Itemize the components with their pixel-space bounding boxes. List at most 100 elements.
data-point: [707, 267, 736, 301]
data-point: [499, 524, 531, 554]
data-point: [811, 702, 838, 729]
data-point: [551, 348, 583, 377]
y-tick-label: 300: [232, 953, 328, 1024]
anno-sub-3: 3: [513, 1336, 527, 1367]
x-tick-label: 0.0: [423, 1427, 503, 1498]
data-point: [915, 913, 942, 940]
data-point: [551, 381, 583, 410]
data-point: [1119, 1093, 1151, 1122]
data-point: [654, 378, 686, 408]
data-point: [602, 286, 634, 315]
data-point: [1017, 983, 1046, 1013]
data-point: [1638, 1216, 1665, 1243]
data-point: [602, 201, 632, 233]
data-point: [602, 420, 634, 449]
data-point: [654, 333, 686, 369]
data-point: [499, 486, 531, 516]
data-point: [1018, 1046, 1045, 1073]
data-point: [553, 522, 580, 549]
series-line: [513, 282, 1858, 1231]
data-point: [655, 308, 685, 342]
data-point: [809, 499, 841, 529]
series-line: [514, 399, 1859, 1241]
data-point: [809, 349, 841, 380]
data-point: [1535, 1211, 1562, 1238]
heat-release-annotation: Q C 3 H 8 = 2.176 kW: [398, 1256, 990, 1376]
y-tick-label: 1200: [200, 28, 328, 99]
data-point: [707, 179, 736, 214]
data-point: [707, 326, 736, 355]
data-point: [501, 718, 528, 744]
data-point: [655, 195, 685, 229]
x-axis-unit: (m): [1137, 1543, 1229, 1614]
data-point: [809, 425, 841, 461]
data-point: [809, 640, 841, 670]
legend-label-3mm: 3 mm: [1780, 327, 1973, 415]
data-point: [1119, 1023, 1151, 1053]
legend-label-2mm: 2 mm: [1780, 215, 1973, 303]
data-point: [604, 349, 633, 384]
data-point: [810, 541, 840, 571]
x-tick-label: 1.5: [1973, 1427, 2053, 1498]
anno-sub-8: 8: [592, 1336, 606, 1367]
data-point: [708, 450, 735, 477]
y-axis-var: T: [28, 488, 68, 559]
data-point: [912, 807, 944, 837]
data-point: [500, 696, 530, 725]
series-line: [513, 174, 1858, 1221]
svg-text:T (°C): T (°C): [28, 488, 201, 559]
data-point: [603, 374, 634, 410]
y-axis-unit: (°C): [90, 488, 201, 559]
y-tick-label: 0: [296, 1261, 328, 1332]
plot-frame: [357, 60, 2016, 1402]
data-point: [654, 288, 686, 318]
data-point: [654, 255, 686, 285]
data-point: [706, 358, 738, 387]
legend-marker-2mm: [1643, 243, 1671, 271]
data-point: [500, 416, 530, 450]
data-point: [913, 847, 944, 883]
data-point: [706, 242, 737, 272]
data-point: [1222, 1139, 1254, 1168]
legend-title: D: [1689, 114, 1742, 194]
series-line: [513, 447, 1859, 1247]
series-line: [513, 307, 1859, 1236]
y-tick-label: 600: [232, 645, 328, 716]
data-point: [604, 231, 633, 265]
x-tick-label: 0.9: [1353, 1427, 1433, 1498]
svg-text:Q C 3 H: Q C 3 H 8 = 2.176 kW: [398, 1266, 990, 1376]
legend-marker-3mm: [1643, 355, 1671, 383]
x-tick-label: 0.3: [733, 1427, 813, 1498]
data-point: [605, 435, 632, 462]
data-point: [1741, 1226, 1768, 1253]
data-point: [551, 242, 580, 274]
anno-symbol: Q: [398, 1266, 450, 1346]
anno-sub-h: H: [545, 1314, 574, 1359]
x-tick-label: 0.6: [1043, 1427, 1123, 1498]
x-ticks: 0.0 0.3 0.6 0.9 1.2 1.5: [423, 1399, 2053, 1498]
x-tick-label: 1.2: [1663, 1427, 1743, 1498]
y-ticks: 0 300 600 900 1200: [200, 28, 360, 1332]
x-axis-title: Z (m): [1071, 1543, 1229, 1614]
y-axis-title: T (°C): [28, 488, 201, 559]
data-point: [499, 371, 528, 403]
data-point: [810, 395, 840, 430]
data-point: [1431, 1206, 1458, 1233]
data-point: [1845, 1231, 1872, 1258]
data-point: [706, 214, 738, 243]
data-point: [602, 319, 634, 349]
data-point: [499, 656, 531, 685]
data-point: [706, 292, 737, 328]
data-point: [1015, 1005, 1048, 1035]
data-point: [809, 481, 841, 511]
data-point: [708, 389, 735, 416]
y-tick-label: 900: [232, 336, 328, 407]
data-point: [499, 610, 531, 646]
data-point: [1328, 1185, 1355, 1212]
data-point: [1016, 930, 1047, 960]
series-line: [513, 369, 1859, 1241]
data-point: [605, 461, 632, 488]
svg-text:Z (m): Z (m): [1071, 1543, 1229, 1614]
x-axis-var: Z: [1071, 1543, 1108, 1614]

= = = =

> [Work required]
Copy the entries word for word from the start through the line that contains "x-tick-label: 1.5: [1973, 1427, 2053, 1498]", including both ends.

> [Written solution]
Itemize the components with their pixel-space bounding boxes. List at most 100 elements.
data-point: [707, 267, 736, 301]
data-point: [499, 524, 531, 554]
data-point: [811, 702, 838, 729]
data-point: [551, 348, 583, 377]
y-tick-label: 300: [232, 953, 328, 1024]
anno-sub-3: 3: [513, 1336, 527, 1367]
x-tick-label: 0.0: [423, 1427, 503, 1498]
data-point: [915, 913, 942, 940]
data-point: [551, 381, 583, 410]
data-point: [1119, 1093, 1151, 1122]
data-point: [654, 378, 686, 408]
data-point: [602, 286, 634, 315]
data-point: [1017, 983, 1046, 1013]
data-point: [1638, 1216, 1665, 1243]
data-point: [602, 201, 632, 233]
data-point: [602, 420, 634, 449]
data-point: [654, 333, 686, 369]
data-point: [499, 486, 531, 516]
data-point: [1018, 1046, 1045, 1073]
data-point: [553, 522, 580, 549]
series-line: [513, 282, 1858, 1231]
data-point: [655, 308, 685, 342]
data-point: [809, 499, 841, 529]
series-line: [514, 399, 1859, 1241]
data-point: [809, 349, 841, 380]
data-point: [1535, 1211, 1562, 1238]
heat-release-annotation: Q C 3 H 8 = 2.176 kW: [398, 1256, 990, 1376]
y-tick-label: 1200: [200, 28, 328, 99]
data-point: [707, 179, 736, 214]
data-point: [707, 326, 736, 355]
data-point: [501, 718, 528, 744]
data-point: [655, 195, 685, 229]
x-axis-unit: (m): [1137, 1543, 1229, 1614]
data-point: [809, 425, 841, 461]
data-point: [809, 640, 841, 670]
legend-label-3mm: 3 mm: [1780, 327, 1973, 415]
data-point: [1119, 1023, 1151, 1053]
legend-label-2mm: 2 mm: [1780, 215, 1973, 303]
data-point: [604, 349, 633, 384]
data-point: [810, 541, 840, 571]
x-tick-label: 1.5: [1973, 1427, 2053, 1498]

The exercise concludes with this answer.